> _What is required_
Repeat the line that contains "Convert this document image to plain text." and all lines after it through the end, exactly as they are, minus the pictures.
* start *
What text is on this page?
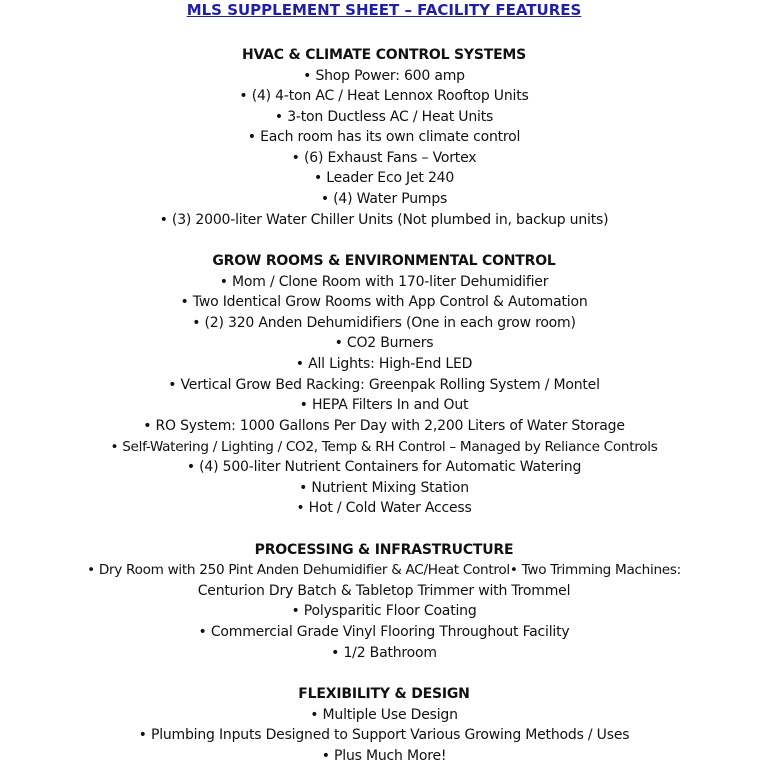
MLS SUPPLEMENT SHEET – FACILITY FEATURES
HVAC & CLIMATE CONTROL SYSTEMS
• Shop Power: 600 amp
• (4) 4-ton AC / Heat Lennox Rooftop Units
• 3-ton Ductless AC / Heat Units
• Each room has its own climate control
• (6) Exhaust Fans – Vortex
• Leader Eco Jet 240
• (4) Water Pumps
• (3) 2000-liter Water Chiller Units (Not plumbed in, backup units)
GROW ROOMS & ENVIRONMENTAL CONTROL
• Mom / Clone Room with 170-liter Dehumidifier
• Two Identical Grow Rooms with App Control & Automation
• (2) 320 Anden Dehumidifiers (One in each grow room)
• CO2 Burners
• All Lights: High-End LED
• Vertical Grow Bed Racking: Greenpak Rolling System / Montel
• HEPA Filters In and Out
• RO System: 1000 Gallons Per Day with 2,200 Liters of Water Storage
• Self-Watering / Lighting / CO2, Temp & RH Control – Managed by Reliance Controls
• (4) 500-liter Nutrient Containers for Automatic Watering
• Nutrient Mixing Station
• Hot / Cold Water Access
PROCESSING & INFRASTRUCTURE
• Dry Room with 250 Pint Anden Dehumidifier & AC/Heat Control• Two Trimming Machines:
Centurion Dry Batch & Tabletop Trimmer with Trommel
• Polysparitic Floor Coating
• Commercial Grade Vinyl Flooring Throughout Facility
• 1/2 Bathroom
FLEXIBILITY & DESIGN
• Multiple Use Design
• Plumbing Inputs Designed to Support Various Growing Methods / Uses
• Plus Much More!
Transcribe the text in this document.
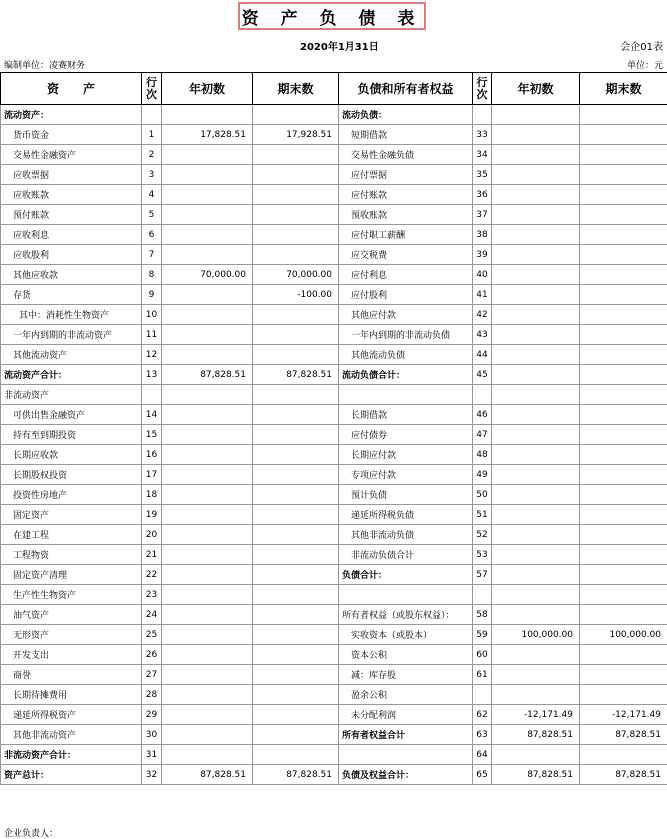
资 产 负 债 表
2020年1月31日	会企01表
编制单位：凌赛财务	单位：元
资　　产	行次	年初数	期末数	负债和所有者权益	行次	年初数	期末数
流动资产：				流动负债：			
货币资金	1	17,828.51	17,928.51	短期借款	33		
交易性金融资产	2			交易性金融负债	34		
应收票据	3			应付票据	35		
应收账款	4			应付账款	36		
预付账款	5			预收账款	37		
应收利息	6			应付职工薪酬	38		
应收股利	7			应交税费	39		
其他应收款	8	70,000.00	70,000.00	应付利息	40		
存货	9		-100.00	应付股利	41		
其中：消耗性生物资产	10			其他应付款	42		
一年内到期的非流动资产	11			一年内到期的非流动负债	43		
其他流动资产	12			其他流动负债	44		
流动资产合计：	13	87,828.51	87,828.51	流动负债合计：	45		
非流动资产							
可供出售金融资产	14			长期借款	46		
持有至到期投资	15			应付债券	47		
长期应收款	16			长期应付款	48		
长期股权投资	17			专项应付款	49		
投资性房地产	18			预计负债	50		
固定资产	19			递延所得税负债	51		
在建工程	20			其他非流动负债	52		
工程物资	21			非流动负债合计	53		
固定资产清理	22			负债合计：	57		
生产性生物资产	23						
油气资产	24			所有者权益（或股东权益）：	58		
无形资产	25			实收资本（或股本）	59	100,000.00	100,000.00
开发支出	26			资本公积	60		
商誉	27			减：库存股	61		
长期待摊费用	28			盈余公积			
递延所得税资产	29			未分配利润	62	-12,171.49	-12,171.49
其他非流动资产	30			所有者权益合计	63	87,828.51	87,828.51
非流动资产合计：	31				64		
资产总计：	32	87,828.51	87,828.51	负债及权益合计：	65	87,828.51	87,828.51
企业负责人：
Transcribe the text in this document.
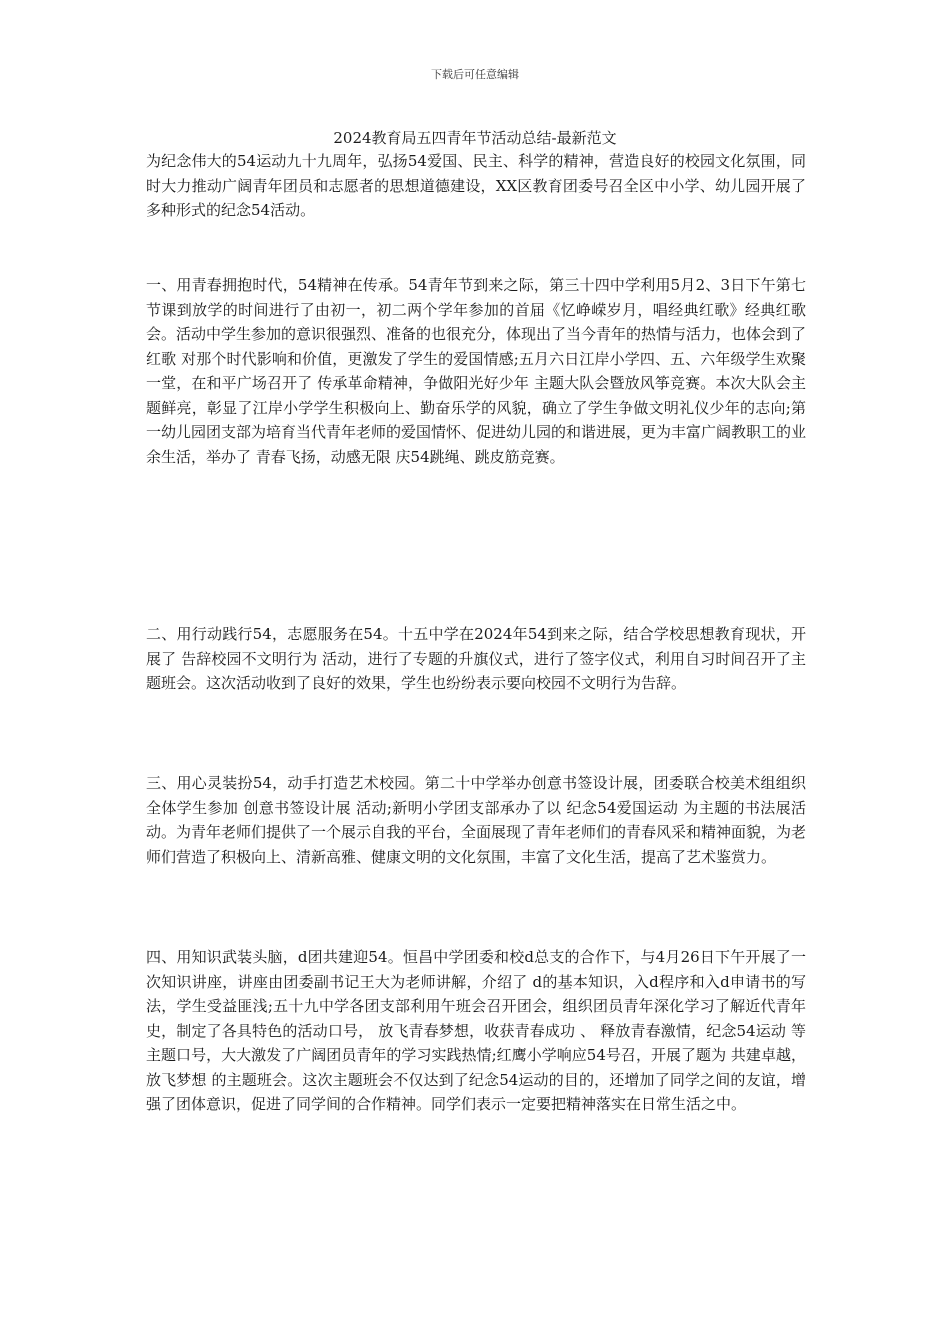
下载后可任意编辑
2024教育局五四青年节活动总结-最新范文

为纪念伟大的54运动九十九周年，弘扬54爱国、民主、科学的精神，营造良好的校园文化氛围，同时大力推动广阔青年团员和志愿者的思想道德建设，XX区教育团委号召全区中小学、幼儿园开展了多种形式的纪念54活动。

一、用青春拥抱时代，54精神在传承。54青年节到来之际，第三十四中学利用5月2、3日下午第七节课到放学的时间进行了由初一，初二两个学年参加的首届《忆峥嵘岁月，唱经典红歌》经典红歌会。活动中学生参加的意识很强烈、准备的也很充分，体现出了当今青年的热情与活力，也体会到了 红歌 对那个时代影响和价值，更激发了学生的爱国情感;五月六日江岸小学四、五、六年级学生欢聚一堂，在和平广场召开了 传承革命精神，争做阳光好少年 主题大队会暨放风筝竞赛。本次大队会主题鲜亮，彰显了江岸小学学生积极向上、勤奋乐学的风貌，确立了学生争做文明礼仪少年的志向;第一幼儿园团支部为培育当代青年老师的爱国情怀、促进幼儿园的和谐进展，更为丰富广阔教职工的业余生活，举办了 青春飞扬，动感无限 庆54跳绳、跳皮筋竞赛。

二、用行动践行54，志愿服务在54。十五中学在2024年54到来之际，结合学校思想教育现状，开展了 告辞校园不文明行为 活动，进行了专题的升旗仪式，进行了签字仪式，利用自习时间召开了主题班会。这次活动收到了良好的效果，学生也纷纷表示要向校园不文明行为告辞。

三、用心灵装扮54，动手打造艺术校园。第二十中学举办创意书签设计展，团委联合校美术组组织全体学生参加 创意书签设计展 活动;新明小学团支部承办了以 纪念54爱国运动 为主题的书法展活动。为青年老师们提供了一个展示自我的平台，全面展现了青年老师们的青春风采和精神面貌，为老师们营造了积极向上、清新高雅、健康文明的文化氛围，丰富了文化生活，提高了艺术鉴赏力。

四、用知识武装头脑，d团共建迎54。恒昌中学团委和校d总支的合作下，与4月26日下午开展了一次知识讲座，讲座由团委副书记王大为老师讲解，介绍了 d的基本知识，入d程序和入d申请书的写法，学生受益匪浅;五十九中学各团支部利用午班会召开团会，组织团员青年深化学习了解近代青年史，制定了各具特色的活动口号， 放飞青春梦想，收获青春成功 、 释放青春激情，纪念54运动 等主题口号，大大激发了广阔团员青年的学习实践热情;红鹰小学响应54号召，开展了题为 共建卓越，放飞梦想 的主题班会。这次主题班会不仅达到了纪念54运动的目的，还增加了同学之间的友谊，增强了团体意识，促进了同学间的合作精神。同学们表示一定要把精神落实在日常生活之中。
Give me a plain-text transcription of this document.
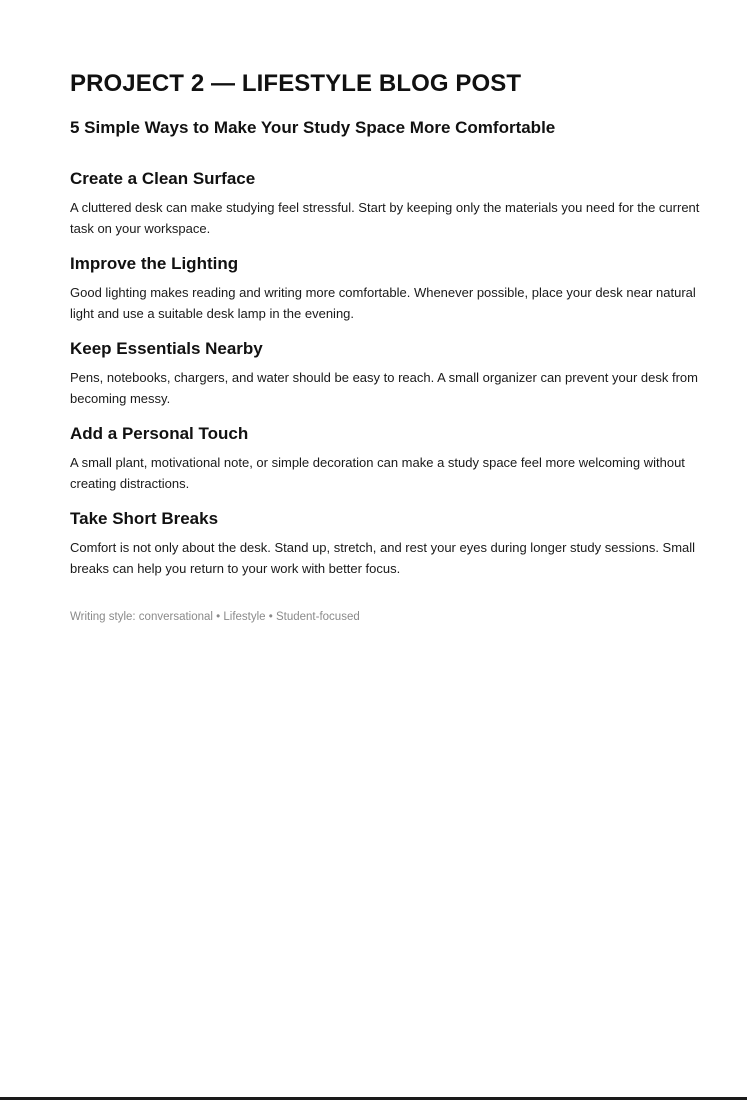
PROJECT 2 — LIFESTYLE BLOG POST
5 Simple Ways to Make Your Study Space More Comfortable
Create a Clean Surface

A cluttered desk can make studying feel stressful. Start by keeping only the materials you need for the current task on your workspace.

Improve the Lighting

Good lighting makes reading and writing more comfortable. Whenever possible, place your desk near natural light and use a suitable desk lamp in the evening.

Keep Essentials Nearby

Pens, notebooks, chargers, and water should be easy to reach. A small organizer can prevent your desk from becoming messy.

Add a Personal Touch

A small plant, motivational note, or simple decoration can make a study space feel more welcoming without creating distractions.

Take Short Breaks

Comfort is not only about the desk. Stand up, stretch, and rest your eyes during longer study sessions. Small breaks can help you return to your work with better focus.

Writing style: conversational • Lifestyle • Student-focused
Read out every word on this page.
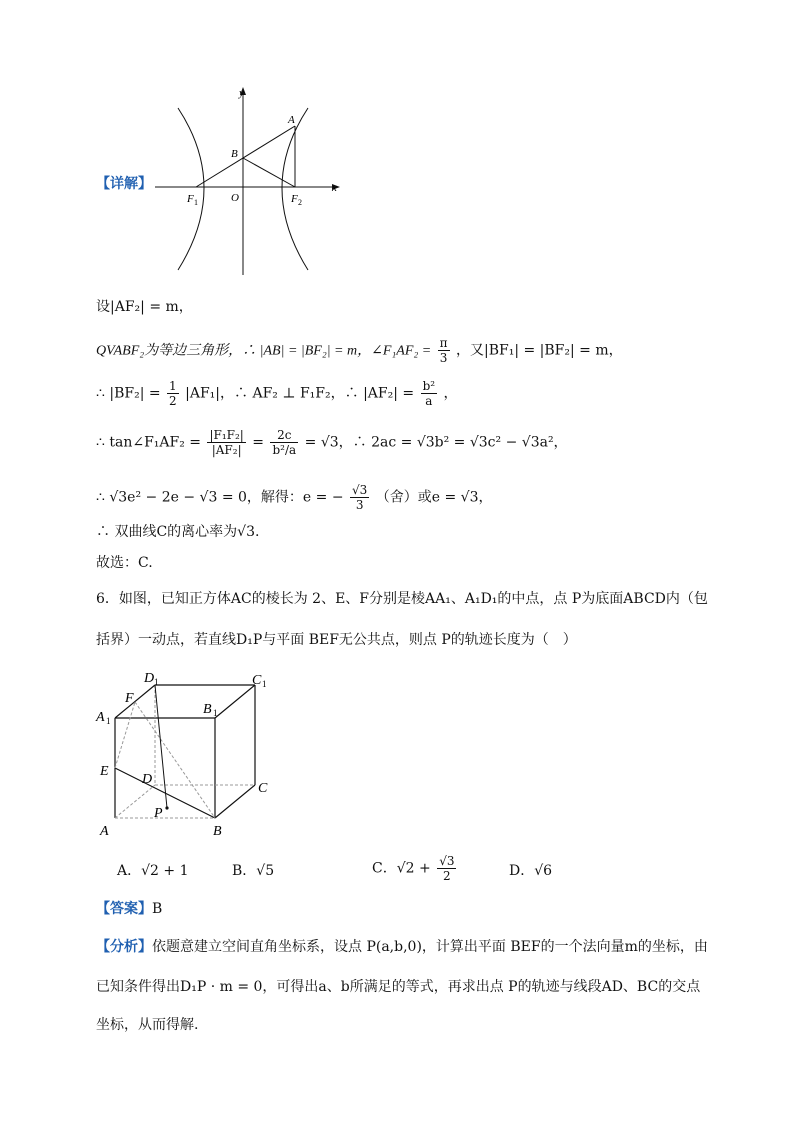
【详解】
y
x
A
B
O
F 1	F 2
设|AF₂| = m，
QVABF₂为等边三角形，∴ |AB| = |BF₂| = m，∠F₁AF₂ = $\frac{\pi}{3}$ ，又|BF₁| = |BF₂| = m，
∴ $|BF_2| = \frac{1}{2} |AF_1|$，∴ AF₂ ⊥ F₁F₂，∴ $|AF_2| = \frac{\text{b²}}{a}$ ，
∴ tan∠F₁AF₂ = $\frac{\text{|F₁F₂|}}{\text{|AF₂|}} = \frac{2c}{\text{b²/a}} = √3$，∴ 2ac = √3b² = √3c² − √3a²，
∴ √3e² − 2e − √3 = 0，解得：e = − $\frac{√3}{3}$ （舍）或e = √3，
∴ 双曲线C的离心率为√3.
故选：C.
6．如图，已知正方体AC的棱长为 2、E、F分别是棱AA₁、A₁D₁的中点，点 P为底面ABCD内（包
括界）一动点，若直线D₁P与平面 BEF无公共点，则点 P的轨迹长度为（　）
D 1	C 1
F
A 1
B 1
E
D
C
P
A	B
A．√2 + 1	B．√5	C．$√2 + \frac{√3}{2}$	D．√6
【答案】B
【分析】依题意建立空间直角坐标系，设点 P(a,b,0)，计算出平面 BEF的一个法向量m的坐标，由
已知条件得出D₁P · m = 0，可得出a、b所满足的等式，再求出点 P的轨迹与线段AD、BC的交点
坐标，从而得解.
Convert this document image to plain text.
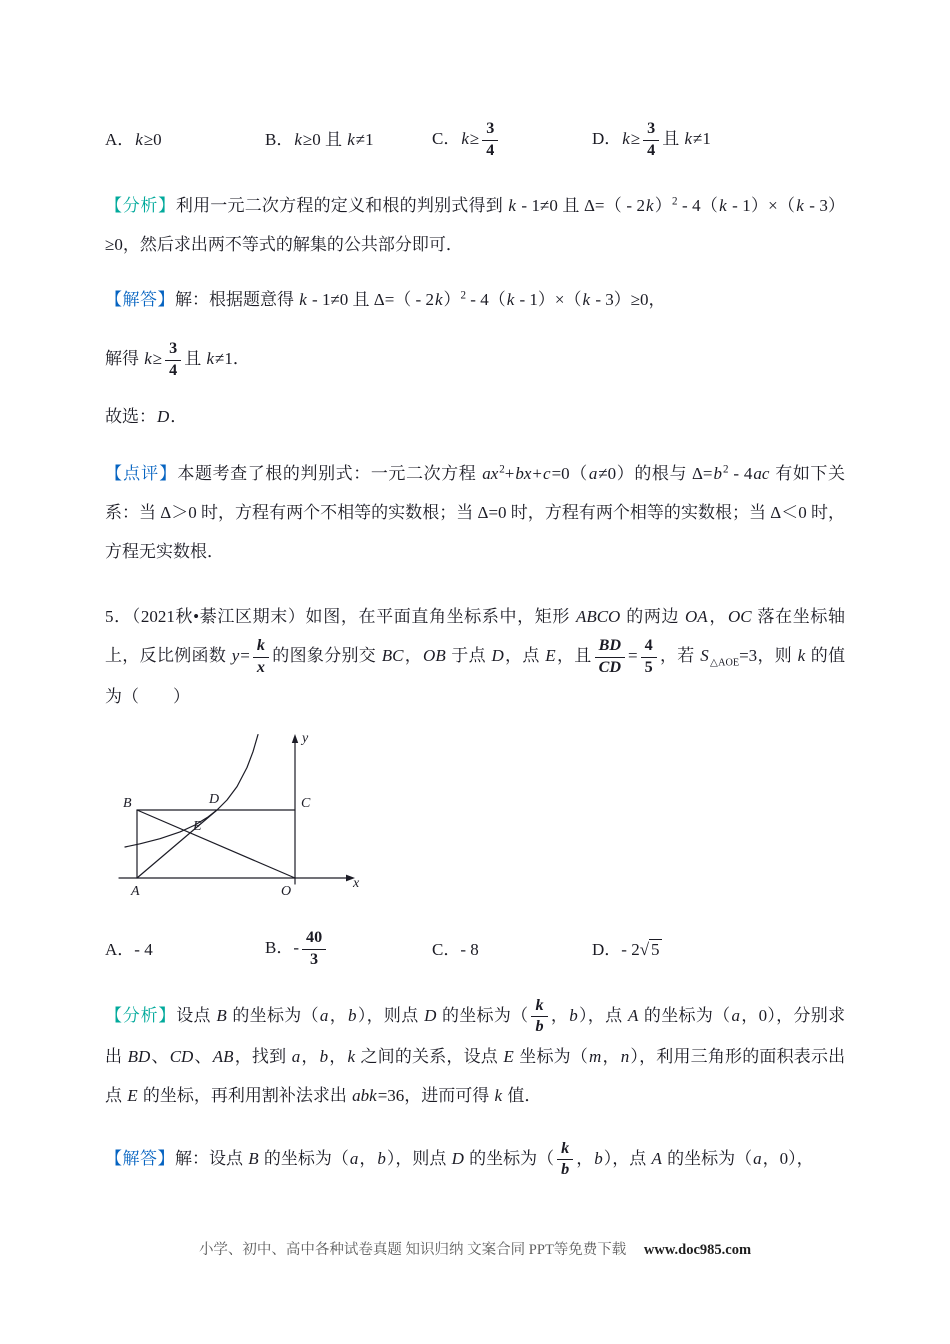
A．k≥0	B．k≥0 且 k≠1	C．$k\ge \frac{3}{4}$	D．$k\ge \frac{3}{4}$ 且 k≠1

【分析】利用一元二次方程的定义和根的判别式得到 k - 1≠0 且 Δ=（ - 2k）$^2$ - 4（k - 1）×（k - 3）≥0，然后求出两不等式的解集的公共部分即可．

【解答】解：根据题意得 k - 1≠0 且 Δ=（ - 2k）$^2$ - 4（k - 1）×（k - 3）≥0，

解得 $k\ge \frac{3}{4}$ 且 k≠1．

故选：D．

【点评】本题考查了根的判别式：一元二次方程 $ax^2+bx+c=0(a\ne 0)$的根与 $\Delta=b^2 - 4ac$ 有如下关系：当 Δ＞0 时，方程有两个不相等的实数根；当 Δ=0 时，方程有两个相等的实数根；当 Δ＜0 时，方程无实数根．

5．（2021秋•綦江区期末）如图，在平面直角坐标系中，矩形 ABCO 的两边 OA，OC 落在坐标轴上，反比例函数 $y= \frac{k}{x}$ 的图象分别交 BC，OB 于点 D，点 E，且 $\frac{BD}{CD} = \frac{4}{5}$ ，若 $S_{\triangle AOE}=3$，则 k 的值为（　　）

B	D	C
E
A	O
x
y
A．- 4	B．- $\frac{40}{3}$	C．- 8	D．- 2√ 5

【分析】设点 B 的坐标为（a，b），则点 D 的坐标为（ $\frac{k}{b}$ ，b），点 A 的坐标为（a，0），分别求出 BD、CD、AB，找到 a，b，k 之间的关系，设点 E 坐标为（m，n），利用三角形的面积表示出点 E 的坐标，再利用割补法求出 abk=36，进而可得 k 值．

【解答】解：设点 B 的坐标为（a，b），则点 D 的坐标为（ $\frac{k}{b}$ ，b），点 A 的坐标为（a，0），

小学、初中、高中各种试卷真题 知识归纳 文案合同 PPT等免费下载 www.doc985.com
* end *
> _Answer to this problem_
Convert this document image to plain text.
A．k≥0	B．k≥0 且 k≠1	C．$k\ge \frac{3}{4}$	D．$k\ge \frac{3}{4}$ 且 k≠1

【分析】利用一元二次方程的定义和根的判别式得到 k - 1≠0 且 Δ=（ - 2k）$^2$ - 4（k - 1）×（k - 3）≥0，然后求出两不等式的解集的公共部分即可．

【解答】解：根据题意得 k - 1≠0 且 Δ=（ - 2k）$^2$ - 4（k - 1）×（k - 3）≥0，

解得 $k\ge \frac{3}{4}$ 且 k≠1．

故选：D．

【点评】本题考查了根的判别式：一元二次方程 $ax^2+bx+c=0(a\ne 0)$的根与 $\Delta=b^2 - 4ac$ 有如下关系：当 Δ＞0 时，方程有两个不相等的实数根；当 Δ=0 时，方程有两个相等的实数根；当 Δ＜0 时，方程无实数根．

5．（2021秋•綦江区期末）如图，在平面直角坐标系中，矩形 ABCO 的两边 OA，OC 落在坐标轴上，反比例函数 $y= \frac{k}{x}$ 的图象分别交 BC，OB 于点 D，点 E，且 $\frac{BD}{CD} = \frac{4}{5}$ ，若 $S_{\triangle AOE}=3$，则 k 的值为（　　）

B	D	C
E
A	O
x
y
A．- 4	B．- $\frac{40}{3}$	C．- 8	D．- 2√ 5

【分析】设点 B 的坐标为（a，b），则点 D 的坐标为（ $\frac{k}{b}$ ，b），点 A 的坐标为（a，0），分别求出 BD、CD、AB，找到 a，b，k 之间的关系，设点 E 坐标为（m，n），利用三角形的面积表示出点 E 的坐标，再利用割补法求出 abk=36，进而可得 k 值．

【解答】解：设点 B 的坐标为（a，b），则点 D 的坐标为（ $\frac{k}{b}$ ，b），点 A 的坐标为（a，0），

小学、初中、高中各种试卷真题 知识归纳 文案合同 PPT等免费下载 www.doc985.com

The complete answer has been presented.